** START Working data **
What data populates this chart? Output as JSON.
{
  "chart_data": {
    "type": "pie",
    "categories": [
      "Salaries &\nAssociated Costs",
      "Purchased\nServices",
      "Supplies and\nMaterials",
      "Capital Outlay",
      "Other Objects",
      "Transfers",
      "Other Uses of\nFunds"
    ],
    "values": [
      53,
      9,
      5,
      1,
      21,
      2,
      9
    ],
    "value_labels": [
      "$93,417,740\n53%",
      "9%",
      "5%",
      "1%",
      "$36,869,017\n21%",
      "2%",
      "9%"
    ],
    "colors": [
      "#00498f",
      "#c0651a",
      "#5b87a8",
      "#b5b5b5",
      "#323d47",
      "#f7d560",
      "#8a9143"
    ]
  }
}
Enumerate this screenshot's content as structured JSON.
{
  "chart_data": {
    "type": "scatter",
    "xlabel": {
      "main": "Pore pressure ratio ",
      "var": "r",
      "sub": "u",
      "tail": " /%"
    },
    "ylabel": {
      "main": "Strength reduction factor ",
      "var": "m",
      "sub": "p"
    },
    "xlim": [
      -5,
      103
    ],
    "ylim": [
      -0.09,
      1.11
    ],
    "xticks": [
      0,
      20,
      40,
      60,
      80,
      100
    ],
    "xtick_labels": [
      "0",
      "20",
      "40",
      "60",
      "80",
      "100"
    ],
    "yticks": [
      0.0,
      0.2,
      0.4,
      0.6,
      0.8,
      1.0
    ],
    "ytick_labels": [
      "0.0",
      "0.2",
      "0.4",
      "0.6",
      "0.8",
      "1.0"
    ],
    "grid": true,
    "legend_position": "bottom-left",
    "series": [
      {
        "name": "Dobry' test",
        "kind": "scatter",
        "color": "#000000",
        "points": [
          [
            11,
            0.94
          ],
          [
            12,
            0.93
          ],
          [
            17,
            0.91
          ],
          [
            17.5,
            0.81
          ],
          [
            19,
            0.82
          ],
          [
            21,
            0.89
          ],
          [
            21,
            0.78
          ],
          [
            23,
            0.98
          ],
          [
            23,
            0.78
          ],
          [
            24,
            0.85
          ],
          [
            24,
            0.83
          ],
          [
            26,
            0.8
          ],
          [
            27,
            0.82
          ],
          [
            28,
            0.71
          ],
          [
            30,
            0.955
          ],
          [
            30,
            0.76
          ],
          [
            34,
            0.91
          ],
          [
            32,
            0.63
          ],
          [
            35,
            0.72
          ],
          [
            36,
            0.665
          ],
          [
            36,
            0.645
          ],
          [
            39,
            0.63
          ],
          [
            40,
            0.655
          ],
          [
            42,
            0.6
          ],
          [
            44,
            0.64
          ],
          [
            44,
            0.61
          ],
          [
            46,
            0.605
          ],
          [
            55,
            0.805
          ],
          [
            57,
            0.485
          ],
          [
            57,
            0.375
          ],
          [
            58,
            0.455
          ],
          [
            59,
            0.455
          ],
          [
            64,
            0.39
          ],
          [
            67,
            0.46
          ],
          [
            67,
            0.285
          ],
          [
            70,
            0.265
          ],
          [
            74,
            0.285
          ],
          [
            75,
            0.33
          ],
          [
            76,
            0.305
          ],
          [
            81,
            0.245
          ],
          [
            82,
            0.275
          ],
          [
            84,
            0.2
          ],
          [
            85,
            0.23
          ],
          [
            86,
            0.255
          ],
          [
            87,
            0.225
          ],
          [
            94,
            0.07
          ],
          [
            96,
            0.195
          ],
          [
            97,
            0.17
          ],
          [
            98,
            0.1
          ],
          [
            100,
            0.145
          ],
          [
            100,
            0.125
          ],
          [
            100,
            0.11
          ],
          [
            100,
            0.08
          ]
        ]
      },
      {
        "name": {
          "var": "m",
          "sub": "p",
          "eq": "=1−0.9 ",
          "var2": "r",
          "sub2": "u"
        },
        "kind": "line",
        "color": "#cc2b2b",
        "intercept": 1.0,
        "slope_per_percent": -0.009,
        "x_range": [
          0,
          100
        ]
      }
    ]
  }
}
** END Working data **
Give all the entries again exactly; leave none out.

**Completed exercise**
What data populates this chart? Output as JSON.
{
  "chart_data": {
    "type": "pie",
    "categories": [
      "Salaries &\nAssociated Costs",
      "Purchased\nServices",
      "Supplies and\nMaterials",
      "Capital Outlay",
      "Other Objects",
      "Transfers",
      "Other Uses of\nFunds"
    ],
    "values": [
      53,
      9,
      5,
      1,
      21,
      2,
      9
    ],
    "value_labels": [
      "$93,417,740\n53%",
      "9%",
      "5%",
      "1%",
      "$36,869,017\n21%",
      "2%",
      "9%"
    ],
    "colors": [
      "#00498f",
      "#c0651a",
      "#5b87a8",
      "#b5b5b5",
      "#323d47",
      "#f7d560",
      "#8a9143"
    ]
  }
}
Enumerate this screenshot's content as structured JSON.
{
  "chart_data": {
    "type": "scatter",
    "xlabel": {
      "main": "Pore pressure ratio ",
      "var": "r",
      "sub": "u",
      "tail": " /%"
    },
    "ylabel": {
      "main": "Strength reduction factor ",
      "var": "m",
      "sub": "p"
    },
    "xlim": [
      -5,
      103
    ],
    "ylim": [
      -0.09,
      1.11
    ],
    "xticks": [
      0,
      20,
      40,
      60,
      80,
      100
    ],
    "xtick_labels": [
      "0",
      "20",
      "40",
      "60",
      "80",
      "100"
    ],
    "yticks": [
      0.0,
      0.2,
      0.4,
      0.6,
      0.8,
      1.0
    ],
    "ytick_labels": [
      "0.0",
      "0.2",
      "0.4",
      "0.6",
      "0.8",
      "1.0"
    ],
    "grid": true,
    "legend_position": "bottom-left",
    "series": [
      {
        "name": "Dobry' test",
        "kind": "scatter",
        "color": "#000000",
        "points": [
          [
            11,
            0.94
          ],
          [
            12,
            0.93
          ],
          [
            17,
            0.91
          ],
          [
            17.5,
            0.81
          ],
          [
            19,
            0.82
          ],
          [
            21,
            0.89
          ],
          [
            21,
            0.78
          ],
          [
            23,
            0.98
          ],
          [
            23,
            0.78
          ],
          [
            24,
            0.85
          ],
          [
            24,
            0.83
          ],
          [
            26,
            0.8
          ],
          [
            27,
            0.82
          ],
          [
            28,
            0.71
          ],
          [
            30,
            0.955
          ],
          [
            30,
            0.76
          ],
          [
            34,
            0.91
          ],
          [
            32,
            0.63
          ],
          [
            35,
            0.72
          ],
          [
            36,
            0.665
          ],
          [
            36,
            0.645
          ],
          [
            39,
            0.63
          ],
          [
            40,
            0.655
          ],
          [
            42,
            0.6
          ],
          [
            44,
            0.64
          ],
          [
            44,
            0.61
          ],
          [
            46,
            0.605
          ],
          [
            55,
            0.805
          ],
          [
            57,
            0.485
          ],
          [
            57,
            0.375
          ],
          [
            58,
            0.455
          ],
          [
            59,
            0.455
          ],
          [
            64,
            0.39
          ],
          [
            67,
            0.46
          ],
          [
            67,
            0.285
          ],
          [
            70,
            0.265
          ],
          [
            74,
            0.285
          ],
          [
            75,
            0.33
          ],
          [
            76,
            0.305
          ],
          [
            81,
            0.245
          ],
          [
            82,
            0.275
          ],
          [
            84,
            0.2
          ],
          [
            85,
            0.23
          ],
          [
            86,
            0.255
          ],
          [
            87,
            0.225
          ],
          [
            94,
            0.07
          ],
          [
            96,
            0.195
          ],
          [
            97,
            0.17
          ],
          [
            98,
            0.1
          ],
          [
            100,
            0.145
          ],
          [
            100,
            0.125
          ],
          [
            100,
            0.11
          ],
          [
            100,
            0.08
          ]
        ]
      },
      {
        "name": {
          "var": "m",
          "sub": "p",
          "eq": "=1−0.9 ",
          "var2": "r",
          "sub2": "u"
        },
        "kind": "line",
        "color": "#cc2b2b",
        "intercept": 1.0,
        "slope_per_percent": -0.009,
        "x_range": [
          0,
          100
        ]
      }
    ]
  }
}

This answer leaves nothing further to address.